#### Work instructions
Please format each line of the data below as a numbered list, leaving out blank lines and the pictures.

#### Dataset records
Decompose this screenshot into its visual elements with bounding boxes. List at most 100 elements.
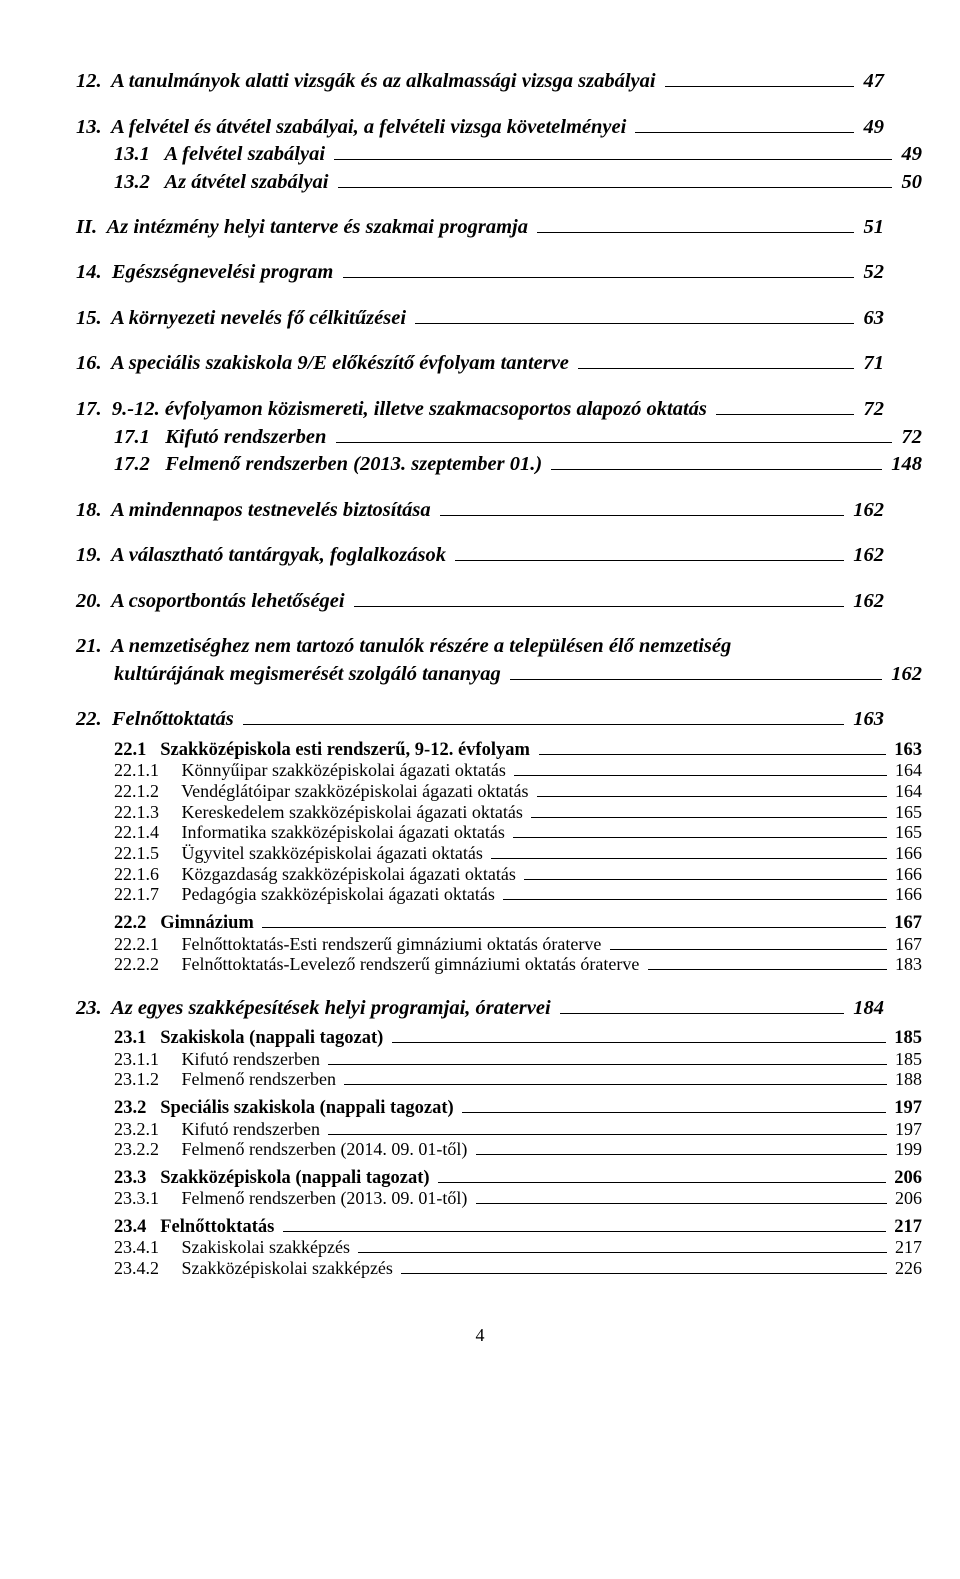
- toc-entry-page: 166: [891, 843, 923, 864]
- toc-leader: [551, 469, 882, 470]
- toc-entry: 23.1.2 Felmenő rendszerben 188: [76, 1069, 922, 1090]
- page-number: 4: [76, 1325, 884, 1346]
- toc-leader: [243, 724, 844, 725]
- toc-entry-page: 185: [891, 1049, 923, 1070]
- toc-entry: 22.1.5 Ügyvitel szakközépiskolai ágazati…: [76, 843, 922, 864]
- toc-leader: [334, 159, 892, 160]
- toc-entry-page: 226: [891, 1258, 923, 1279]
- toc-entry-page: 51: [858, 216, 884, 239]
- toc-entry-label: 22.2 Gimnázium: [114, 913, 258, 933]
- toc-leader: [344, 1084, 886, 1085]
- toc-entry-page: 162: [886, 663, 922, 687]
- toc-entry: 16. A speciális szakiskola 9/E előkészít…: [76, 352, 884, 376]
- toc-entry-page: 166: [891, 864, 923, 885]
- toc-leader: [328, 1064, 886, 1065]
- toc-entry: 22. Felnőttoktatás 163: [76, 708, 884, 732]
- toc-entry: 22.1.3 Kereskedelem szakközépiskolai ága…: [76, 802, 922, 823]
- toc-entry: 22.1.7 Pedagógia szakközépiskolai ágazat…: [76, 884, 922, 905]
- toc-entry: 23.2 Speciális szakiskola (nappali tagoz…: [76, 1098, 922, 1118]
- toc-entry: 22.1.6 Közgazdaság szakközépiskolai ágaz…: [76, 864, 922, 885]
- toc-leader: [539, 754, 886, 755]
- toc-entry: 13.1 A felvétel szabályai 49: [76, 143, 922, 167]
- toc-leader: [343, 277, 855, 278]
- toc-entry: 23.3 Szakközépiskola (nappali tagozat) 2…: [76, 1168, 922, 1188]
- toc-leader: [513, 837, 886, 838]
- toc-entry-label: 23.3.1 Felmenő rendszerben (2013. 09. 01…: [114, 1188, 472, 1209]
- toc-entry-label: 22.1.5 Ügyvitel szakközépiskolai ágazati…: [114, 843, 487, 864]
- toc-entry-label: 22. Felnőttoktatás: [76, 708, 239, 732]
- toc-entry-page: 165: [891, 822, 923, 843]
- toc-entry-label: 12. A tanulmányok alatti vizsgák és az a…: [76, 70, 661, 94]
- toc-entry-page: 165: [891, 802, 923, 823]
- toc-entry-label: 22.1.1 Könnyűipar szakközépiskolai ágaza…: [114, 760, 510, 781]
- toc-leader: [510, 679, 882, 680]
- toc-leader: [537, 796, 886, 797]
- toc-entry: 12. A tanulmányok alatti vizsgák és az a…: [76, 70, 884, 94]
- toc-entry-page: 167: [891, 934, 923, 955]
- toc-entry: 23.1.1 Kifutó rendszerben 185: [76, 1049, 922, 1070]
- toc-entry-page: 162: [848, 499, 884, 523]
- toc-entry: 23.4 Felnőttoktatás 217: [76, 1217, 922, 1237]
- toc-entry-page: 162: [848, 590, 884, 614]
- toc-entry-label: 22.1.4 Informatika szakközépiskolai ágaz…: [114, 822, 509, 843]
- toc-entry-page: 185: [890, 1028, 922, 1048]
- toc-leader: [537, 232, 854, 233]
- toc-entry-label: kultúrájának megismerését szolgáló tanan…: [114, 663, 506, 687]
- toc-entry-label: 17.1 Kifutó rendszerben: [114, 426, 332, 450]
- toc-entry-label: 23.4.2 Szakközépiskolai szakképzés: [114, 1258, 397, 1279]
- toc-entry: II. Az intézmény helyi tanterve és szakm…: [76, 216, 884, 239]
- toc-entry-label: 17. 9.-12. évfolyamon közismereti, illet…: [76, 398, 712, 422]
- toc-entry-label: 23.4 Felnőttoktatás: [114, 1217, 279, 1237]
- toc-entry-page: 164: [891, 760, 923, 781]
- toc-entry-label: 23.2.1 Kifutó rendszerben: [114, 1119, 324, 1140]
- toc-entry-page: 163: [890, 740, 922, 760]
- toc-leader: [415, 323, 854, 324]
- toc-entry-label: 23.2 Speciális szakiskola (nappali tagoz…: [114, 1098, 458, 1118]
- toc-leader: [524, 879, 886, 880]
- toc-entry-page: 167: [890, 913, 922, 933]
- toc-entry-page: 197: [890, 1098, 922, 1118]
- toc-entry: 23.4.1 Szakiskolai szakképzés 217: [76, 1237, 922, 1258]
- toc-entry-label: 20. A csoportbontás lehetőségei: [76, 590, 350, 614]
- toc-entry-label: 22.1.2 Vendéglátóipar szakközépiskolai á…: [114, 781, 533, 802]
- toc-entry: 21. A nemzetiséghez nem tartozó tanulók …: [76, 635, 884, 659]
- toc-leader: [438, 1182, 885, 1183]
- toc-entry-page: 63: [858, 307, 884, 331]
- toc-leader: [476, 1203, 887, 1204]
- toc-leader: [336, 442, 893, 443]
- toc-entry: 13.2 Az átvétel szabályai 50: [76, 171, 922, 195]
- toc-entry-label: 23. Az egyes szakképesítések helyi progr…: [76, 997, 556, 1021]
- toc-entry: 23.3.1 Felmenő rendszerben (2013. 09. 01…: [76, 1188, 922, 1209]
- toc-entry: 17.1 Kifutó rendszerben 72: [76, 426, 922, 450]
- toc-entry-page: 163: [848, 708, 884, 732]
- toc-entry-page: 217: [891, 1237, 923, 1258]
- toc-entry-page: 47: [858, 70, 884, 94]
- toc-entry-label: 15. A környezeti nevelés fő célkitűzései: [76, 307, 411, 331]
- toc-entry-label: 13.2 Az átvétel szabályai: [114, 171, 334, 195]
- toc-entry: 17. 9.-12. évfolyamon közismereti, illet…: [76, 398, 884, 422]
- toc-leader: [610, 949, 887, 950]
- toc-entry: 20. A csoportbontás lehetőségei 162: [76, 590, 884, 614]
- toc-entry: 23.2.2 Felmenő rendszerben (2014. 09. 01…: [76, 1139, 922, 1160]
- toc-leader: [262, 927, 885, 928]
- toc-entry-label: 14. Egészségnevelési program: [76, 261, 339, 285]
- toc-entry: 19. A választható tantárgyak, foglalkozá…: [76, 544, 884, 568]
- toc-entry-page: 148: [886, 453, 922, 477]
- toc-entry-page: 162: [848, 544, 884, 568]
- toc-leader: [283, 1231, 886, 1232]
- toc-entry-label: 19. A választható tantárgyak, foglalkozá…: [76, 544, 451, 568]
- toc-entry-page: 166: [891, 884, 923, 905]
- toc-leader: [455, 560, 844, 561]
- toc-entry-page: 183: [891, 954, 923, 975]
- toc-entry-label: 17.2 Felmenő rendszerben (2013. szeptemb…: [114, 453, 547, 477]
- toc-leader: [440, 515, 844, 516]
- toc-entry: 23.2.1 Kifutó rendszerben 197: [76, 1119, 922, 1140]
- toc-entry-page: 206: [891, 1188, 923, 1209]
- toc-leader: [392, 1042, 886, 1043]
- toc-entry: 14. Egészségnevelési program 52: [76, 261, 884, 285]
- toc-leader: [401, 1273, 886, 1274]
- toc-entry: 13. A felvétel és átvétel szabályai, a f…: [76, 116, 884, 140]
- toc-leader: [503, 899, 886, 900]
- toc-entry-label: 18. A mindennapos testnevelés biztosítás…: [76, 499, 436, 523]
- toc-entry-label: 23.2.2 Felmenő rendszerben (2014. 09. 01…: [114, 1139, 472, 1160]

#### Exercise answer
1. Decompose this screenshot into its visual elements with bounding boxes. List at most 100 elements.
2. - toc-entry-page: 166: [891, 843, 923, 864]
3. - toc-leader: [551, 469, 882, 470]
4. - toc-entry: 23.1.2 Felmenő rendszerben 188: [76, 1069, 922, 1090]
5. - page-number: 4: [76, 1325, 884, 1346]
6. - toc-leader: [243, 724, 844, 725]
7. - toc-entry-page: 185: [891, 1049, 923, 1070]
8. - toc-entry: 22.1.5 Ügyvitel szakközépiskolai ágazati…: [76, 843, 922, 864]
9. - toc-leader: [334, 159, 892, 160]
10. - toc-entry-page: 226: [891, 1258, 923, 1279]
11. - toc-entry-page: 51: [858, 216, 884, 239]
12. - toc-entry-label: 22.2 Gimnázium: [114, 913, 258, 933]
13. - toc-leader: [344, 1084, 886, 1085]
14. - toc-entry-page: 162: [886, 663, 922, 687]
15. - toc-entry: 16. A speciális szakiskola 9/E előkészít…: [76, 352, 884, 376]
16. - toc-entry-page: 166: [891, 864, 923, 885]
17. - toc-leader: [328, 1064, 886, 1065]
18. - toc-entry: 22. Felnőttoktatás 163: [76, 708, 884, 732]
19. - toc-entry: 22.1.3 Kereskedelem szakközépiskolai ága…: [76, 802, 922, 823]
20. - toc-entry: 22.1.7 Pedagógia szakközépiskolai ágazat…: [76, 884, 922, 905]
21. - toc-entry: 23.2 Speciális szakiskola (nappali tagoz…: [76, 1098, 922, 1118]
22. - toc-entry: 22.1.6 Közgazdaság szakközépiskolai ágaz…: [76, 864, 922, 885]
23. - toc-leader: [539, 754, 886, 755]
24. - toc-entry: 13.1 A felvétel szabályai 49: [76, 143, 922, 167]
25. - toc-leader: [343, 277, 855, 278]
26. - toc-entry: 23.3 Szakközépiskola (nappali tagozat) 2…: [76, 1168, 922, 1188]
27. - toc-leader: [513, 837, 886, 838]
28. - toc-entry-label: 23.3.1 Felmenő rendszerben (2013. 09. 01…: [114, 1188, 472, 1209]
29. - toc-entry-label: 22.1.5 Ügyvitel szakközépiskolai ágazati…: [114, 843, 487, 864]
30. - toc-entry-label: 22. Felnőttoktatás: [76, 708, 239, 732]
31. - toc-entry-page: 165: [891, 822, 923, 843]
32. - toc-entry-label: 12. A tanulmányok alatti vizsgák és az a…: [76, 70, 661, 94]
33. - toc-entry-page: 165: [891, 802, 923, 823]
34. - toc-entry-label: 22.1.1 Könnyűipar szakközépiskolai ágaza…: [114, 760, 510, 781]
35. - toc-leader: [510, 679, 882, 680]
36. - toc-leader: [537, 796, 886, 797]
37. - toc-entry: 12. A tanulmányok alatti vizsgák és az a…: [76, 70, 884, 94]
38. - toc-entry-page: 167: [891, 934, 923, 955]
39. - toc-entry: 23.1.1 Kifutó rendszerben 185: [76, 1049, 922, 1070]
40. - toc-entry-page: 162: [848, 499, 884, 523]
41. - toc-entry: 23.4 Felnőttoktatás 217: [76, 1217, 922, 1237]
42. - toc-entry-page: 162: [848, 590, 884, 614]
43. - toc-entry-label: 22.1.4 Informatika szakközépiskolai ágaz…: [114, 822, 509, 843]
44. - toc-entry-page: 185: [890, 1028, 922, 1048]
45. - toc-leader: [537, 232, 854, 233]
46. - toc-entry-label: kultúrájának megismerését szolgáló tanan…: [114, 663, 506, 687]
47. - toc-entry-label: 17.1 Kifutó rendszerben: [114, 426, 332, 450]
48. - toc-entry-label: 23.4.2 Szakközépiskolai szakképzés: [114, 1258, 397, 1279]
49. - toc-entry: II. Az intézmény helyi tanterve és szakm…: [76, 216, 884, 239]
50. - toc-entry-label: 17. 9.-12. évfolyamon közismereti, illet…: [76, 398, 712, 422]
51. - toc-entry-label: 23.4 Felnőttoktatás: [114, 1217, 279, 1237]
52. - toc-entry-page: 164: [891, 760, 923, 781]
53. - toc-entry-label: 23.2.1 Kifutó rendszerben: [114, 1119, 324, 1140]
54. - toc-entry-page: 163: [890, 740, 922, 760]
55. - toc-leader: [415, 323, 854, 324]
56. - toc-entry-label: 23.2 Speciális szakiskola (nappali tagoz…: [114, 1098, 458, 1118]
57. - toc-leader: [524, 879, 886, 880]
58. - toc-entry-page: 167: [890, 913, 922, 933]
59. - toc-entry-page: 197: [890, 1098, 922, 1118]
60. - toc-entry: 23.4.1 Szakiskolai szakképzés 217: [76, 1237, 922, 1258]
61. - toc-entry-label: 20. A csoportbontás lehetőségei: [76, 590, 350, 614]
62. - toc-entry-label: 22.1.2 Vendéglátóipar szakközépiskolai á…: [114, 781, 533, 802]
63. - toc-entry: 21. A nemzetiséghez nem tartozó tanulók …: [76, 635, 884, 659]
64. - toc-leader: [438, 1182, 885, 1183]
65. - toc-entry-page: 63: [858, 307, 884, 331]
66. - toc-leader: [476, 1203, 887, 1204]
67. - toc-leader: [336, 442, 893, 443]
68. - toc-entry: 13.2 Az átvétel szabályai 50: [76, 171, 922, 195]
69. - toc-entry-label: 23. Az egyes szakképesítések helyi progr…: [76, 997, 556, 1021]
70. - toc-entry: 23.3.1 Felmenő rendszerben (2013. 09. 01…: [76, 1188, 922, 1209]
71. - toc-entry: 17.1 Kifutó rendszerben 72: [76, 426, 922, 450]
72. - toc-entry-page: 163: [848, 708, 884, 732]
73. - toc-entry-page: 217: [891, 1237, 923, 1258]
74. - toc-entry-page: 47: [858, 70, 884, 94]
75. - toc-entry-label: 15. A környezeti nevelés fő célkitűzései: [76, 307, 411, 331]
76. - toc-entry-label: 13.2 Az átvétel szabályai: [114, 171, 334, 195]
77. - toc-entry: 17. 9.-12. évfolyamon közismereti, illet…: [76, 398, 884, 422]
78. - toc-leader: [610, 949, 887, 950]
79. - toc-entry: 20. A csoportbontás lehetőségei 162: [76, 590, 884, 614]
80. - toc-entry: 23.2.2 Felmenő rendszerben (2014. 09. 01…: [76, 1139, 922, 1160]
81. - toc-leader: [262, 927, 885, 928]
82. - toc-entry-label: 14. Egészségnevelési program: [76, 261, 339, 285]
83. - toc-entry: 19. A választható tantárgyak, foglalkozá…: [76, 544, 884, 568]
84. - toc-entry-page: 148: [886, 453, 922, 477]
85. - toc-entry-page: 162: [848, 544, 884, 568]
86. - toc-leader: [283, 1231, 886, 1232]
87. - toc-entry-label: 19. A választható tantárgyak, foglalkozá…: [76, 544, 451, 568]
88. - toc-entry-page: 166: [891, 884, 923, 905]
89. - toc-leader: [455, 560, 844, 561]
90. - toc-entry-page: 183: [891, 954, 923, 975]
91. - toc-entry-label: 17.2 Felmenő rendszerben (2013. szeptemb…: [114, 453, 547, 477]
92. - toc-leader: [440, 515, 844, 516]
93. - toc-entry: 23.2.1 Kifutó rendszerben 197: [76, 1119, 922, 1140]
94. - toc-entry-page: 206: [891, 1188, 923, 1209]
95. - toc-leader: [392, 1042, 886, 1043]
96. - toc-entry: 14. Egészségnevelési program 52: [76, 261, 884, 285]
97. - toc-leader: [401, 1273, 886, 1274]
98. - toc-entry: 13. A felvétel és átvétel szabályai, a f…: [76, 116, 884, 140]
99. - toc-leader: [503, 899, 886, 900]
100. - toc-entry-label: 18. A mindennapos testnevelés biztosítás…: [76, 499, 436, 523]
101. - toc-entry-label: 23.2.2 Felmenő rendszerben (2014. 09. 01…: [114, 1139, 472, 1160]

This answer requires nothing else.